## Dataset entries:
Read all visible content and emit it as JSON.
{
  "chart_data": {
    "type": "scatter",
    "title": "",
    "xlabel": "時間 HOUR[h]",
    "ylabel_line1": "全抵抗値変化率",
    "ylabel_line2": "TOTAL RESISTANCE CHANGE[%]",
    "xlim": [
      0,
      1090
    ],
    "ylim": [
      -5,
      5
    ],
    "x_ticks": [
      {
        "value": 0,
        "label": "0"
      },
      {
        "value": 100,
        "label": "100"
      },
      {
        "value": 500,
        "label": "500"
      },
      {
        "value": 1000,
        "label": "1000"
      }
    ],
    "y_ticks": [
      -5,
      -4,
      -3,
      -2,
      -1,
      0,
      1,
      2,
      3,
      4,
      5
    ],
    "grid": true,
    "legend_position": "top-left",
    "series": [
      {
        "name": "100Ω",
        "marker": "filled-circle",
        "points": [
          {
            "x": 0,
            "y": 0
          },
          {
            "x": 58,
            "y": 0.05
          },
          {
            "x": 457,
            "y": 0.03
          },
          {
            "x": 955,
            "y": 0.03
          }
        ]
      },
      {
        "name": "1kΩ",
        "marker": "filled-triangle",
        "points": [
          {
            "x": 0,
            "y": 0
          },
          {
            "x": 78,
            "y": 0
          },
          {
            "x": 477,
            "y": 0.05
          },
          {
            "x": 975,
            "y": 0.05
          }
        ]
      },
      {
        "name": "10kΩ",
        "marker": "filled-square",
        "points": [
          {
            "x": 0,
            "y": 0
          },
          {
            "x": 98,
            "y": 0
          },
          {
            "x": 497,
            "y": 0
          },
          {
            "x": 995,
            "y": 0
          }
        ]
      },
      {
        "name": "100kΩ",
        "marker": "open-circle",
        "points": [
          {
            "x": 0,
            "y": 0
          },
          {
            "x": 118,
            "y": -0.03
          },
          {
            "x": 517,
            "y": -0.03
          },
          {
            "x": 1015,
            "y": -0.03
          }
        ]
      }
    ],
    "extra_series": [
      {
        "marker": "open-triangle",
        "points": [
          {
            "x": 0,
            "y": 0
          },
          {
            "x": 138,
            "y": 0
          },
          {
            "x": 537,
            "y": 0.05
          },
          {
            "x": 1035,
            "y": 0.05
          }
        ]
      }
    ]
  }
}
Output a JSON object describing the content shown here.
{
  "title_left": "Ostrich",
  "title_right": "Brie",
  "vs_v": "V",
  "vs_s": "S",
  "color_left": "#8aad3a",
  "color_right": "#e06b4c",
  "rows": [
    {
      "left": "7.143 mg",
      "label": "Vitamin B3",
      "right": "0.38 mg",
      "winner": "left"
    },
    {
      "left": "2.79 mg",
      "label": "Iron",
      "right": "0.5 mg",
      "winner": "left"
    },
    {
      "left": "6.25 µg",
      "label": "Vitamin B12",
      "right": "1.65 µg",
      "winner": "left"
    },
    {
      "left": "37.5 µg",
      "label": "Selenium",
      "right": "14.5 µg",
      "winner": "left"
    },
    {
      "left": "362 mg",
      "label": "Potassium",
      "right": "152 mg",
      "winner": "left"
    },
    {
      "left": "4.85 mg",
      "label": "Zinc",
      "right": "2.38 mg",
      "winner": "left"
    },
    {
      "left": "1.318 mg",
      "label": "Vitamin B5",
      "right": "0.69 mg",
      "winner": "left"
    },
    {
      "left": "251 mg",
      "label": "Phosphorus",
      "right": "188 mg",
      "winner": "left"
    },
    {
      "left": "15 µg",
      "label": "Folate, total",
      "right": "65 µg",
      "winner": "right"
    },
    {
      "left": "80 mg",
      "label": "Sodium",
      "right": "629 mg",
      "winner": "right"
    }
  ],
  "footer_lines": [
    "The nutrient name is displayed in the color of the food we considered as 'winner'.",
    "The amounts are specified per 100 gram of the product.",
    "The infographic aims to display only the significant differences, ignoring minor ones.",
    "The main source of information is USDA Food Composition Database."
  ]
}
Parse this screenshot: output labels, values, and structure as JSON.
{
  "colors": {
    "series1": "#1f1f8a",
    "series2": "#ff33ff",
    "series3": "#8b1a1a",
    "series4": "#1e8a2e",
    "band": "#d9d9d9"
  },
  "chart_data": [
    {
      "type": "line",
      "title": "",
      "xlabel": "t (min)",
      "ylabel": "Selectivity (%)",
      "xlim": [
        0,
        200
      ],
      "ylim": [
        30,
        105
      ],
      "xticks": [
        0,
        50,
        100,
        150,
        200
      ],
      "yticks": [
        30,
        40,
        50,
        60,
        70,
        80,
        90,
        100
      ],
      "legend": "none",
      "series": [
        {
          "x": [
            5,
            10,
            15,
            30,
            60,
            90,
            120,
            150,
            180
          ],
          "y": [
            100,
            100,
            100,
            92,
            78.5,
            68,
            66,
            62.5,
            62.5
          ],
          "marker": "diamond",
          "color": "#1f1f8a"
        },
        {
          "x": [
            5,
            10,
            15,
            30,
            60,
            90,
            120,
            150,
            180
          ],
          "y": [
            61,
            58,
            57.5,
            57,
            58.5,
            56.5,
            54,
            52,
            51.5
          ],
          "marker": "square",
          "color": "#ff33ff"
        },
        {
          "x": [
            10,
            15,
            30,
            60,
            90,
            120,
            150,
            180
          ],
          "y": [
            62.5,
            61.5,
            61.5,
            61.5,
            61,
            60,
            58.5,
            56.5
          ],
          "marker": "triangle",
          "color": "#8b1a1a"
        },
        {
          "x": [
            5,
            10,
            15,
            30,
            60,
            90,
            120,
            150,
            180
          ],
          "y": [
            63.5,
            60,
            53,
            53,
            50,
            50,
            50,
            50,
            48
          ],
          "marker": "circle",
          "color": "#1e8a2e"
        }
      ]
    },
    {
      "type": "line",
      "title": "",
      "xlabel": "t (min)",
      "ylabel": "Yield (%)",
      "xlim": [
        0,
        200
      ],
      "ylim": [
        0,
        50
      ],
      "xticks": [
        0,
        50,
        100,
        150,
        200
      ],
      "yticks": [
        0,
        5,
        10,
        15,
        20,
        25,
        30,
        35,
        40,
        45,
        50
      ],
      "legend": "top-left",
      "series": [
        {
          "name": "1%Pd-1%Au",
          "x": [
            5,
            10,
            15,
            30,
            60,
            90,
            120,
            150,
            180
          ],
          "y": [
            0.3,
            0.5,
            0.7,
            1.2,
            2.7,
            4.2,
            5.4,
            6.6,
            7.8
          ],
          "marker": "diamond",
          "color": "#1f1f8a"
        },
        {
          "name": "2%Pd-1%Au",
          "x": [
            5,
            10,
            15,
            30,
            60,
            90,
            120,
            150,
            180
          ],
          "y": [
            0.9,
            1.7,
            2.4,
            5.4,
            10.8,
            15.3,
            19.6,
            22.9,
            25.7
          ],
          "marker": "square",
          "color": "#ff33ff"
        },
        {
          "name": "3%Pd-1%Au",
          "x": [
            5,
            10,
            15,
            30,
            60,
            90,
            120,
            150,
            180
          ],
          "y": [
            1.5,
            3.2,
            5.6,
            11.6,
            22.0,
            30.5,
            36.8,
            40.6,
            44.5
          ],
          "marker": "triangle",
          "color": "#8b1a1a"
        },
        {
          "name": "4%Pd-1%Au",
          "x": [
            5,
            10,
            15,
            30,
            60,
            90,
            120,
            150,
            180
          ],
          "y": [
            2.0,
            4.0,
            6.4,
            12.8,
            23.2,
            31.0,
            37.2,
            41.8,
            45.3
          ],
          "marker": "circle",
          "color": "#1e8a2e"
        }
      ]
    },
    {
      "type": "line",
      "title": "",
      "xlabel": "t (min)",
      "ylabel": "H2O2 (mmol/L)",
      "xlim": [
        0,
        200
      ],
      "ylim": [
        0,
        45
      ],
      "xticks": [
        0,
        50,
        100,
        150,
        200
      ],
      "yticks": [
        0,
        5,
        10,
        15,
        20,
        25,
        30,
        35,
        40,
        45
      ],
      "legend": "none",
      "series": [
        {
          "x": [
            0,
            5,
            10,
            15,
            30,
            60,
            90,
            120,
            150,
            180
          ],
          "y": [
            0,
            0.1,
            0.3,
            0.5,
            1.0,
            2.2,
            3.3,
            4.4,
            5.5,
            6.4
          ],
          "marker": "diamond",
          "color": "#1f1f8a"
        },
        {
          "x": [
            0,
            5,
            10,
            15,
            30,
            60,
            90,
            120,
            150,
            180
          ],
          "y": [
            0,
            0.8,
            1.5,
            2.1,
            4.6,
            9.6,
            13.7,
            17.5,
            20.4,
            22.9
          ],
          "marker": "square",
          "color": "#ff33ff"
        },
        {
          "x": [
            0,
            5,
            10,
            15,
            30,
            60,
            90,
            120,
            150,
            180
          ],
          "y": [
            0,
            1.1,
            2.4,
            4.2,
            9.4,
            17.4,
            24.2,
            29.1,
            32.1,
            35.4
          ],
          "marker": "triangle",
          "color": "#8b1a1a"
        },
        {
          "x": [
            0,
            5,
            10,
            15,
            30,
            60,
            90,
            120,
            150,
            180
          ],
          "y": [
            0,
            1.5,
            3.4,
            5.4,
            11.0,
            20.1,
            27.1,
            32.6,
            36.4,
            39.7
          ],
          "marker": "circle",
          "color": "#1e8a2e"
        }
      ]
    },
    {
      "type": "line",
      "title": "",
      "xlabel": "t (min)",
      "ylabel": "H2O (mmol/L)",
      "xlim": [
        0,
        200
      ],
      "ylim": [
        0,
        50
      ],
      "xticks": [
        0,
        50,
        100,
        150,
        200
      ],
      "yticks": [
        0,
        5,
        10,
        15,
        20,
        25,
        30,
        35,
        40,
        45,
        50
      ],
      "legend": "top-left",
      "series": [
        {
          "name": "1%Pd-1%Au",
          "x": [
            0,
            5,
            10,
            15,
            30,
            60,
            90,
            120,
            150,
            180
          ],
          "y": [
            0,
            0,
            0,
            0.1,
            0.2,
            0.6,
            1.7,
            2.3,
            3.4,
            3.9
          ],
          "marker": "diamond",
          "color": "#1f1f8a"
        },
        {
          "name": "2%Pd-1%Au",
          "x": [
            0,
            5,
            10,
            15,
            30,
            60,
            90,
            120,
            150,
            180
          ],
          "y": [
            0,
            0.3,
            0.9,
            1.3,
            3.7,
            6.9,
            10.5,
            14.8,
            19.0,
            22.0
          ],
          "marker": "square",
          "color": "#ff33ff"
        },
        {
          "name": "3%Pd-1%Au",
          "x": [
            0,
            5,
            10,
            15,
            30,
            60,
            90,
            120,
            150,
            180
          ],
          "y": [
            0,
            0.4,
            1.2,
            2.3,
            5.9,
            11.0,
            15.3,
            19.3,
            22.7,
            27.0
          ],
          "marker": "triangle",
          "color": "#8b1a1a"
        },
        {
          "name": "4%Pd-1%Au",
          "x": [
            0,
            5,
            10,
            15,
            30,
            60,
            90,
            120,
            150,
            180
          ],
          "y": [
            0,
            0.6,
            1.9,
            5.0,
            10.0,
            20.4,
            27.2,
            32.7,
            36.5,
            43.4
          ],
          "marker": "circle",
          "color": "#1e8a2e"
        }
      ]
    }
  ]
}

## The task:
Select, from the listing, all lines that include the word "JSON".

## Complete answer:
Read all visible content and emit it as JSON.
Output a JSON object describing the content shown here.
Parse this screenshot: output labels, values, and structure as JSON.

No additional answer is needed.